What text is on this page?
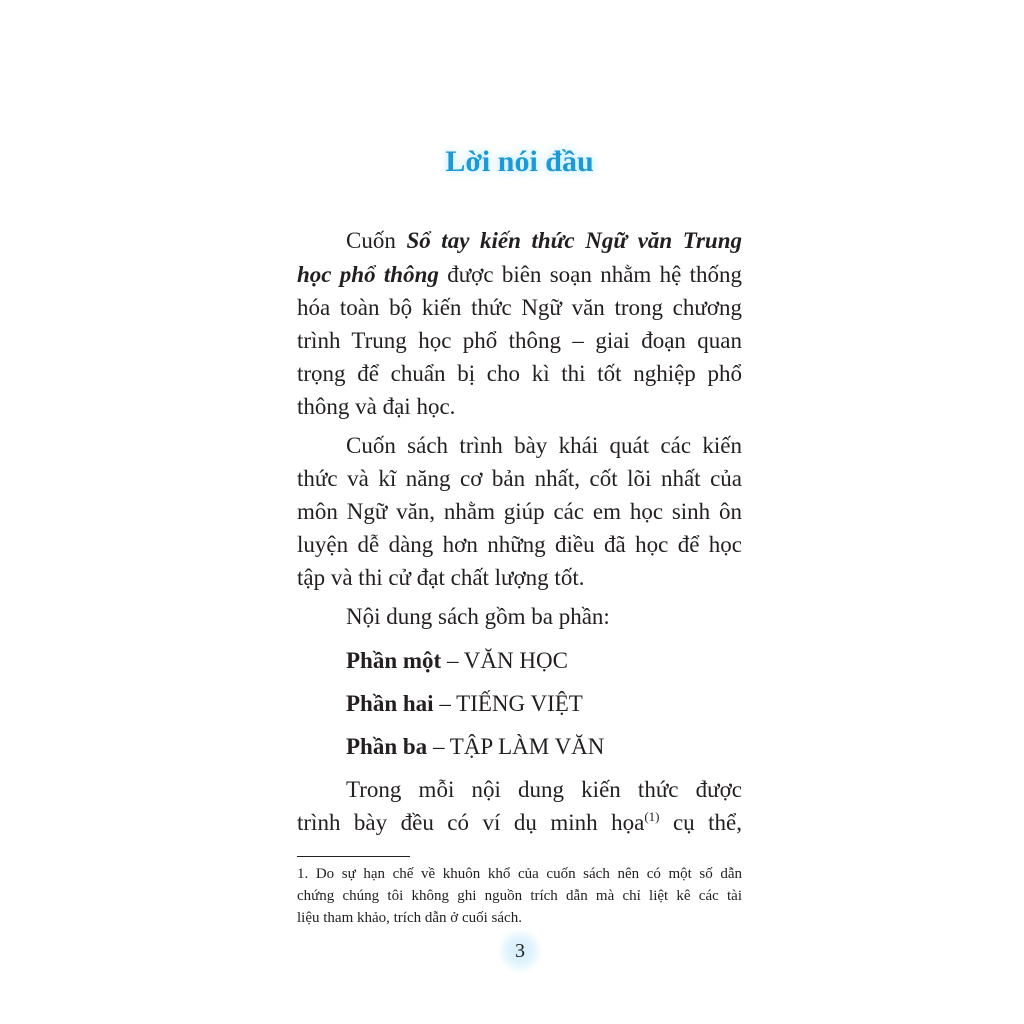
Lời nói đầu
Cuốn Sổ tay kiến thức Ngữ văn Trung
học phổ thông được biên soạn nhằm hệ thống
hóa toàn bộ kiến thức Ngữ văn trong chương
trình Trung học phổ thông – giai đoạn quan
trọng để chuẩn bị cho kì thi tốt nghiệp phổ
thông và đại học.
Cuốn sách trình bày khái quát các kiến
thức và kĩ năng cơ bản nhất, cốt lõi nhất của
môn Ngữ văn, nhằm giúp các em học sinh ôn
luyện dễ dàng hơn những điều đã học để học
tập và thi cử đạt chất lượng tốt.
Nội dung sách gồm ba phần:
Phần một – VĂN HỌC
Phần hai – TIẾNG VIỆT
Phần ba – TẬP LÀM VĂN
Trong mỗi nội dung kiến thức được
trình bày đều có ví dụ minh họa$^{(1)}$ cụ thể,
1. Do sự hạn chế về khuôn khổ của cuốn sách nên có một số dẫn
chứng chúng tôi không ghi nguồn trích dẫn mà chỉ liệt kê các tài
liệu tham khảo, trích dẫn ở cuối sách.
3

[Requirement] Reproduce each entry precisely, dropping only the pictures.

[Task output]
What text is on this page?
Lời nói đầu
Cuốn Sổ tay kiến thức Ngữ văn Trung
học phổ thông được biên soạn nhằm hệ thống
hóa toàn bộ kiến thức Ngữ văn trong chương
trình Trung học phổ thông – giai đoạn quan
trọng để chuẩn bị cho kì thi tốt nghiệp phổ
thông và đại học.
Cuốn sách trình bày khái quát các kiến
thức và kĩ năng cơ bản nhất, cốt lõi nhất của
môn Ngữ văn, nhằm giúp các em học sinh ôn
luyện dễ dàng hơn những điều đã học để học
tập và thi cử đạt chất lượng tốt.
Nội dung sách gồm ba phần:
Phần một – VĂN HỌC
Phần hai – TIẾNG VIỆT
Phần ba – TẬP LÀM VĂN
Trong mỗi nội dung kiến thức được
trình bày đều có ví dụ minh họa$^{(1)}$ cụ thể,
1. Do sự hạn chế về khuôn khổ của cuốn sách nên có một số dẫn
chứng chúng tôi không ghi nguồn trích dẫn mà chỉ liệt kê các tài
liệu tham khảo, trích dẫn ở cuối sách.
3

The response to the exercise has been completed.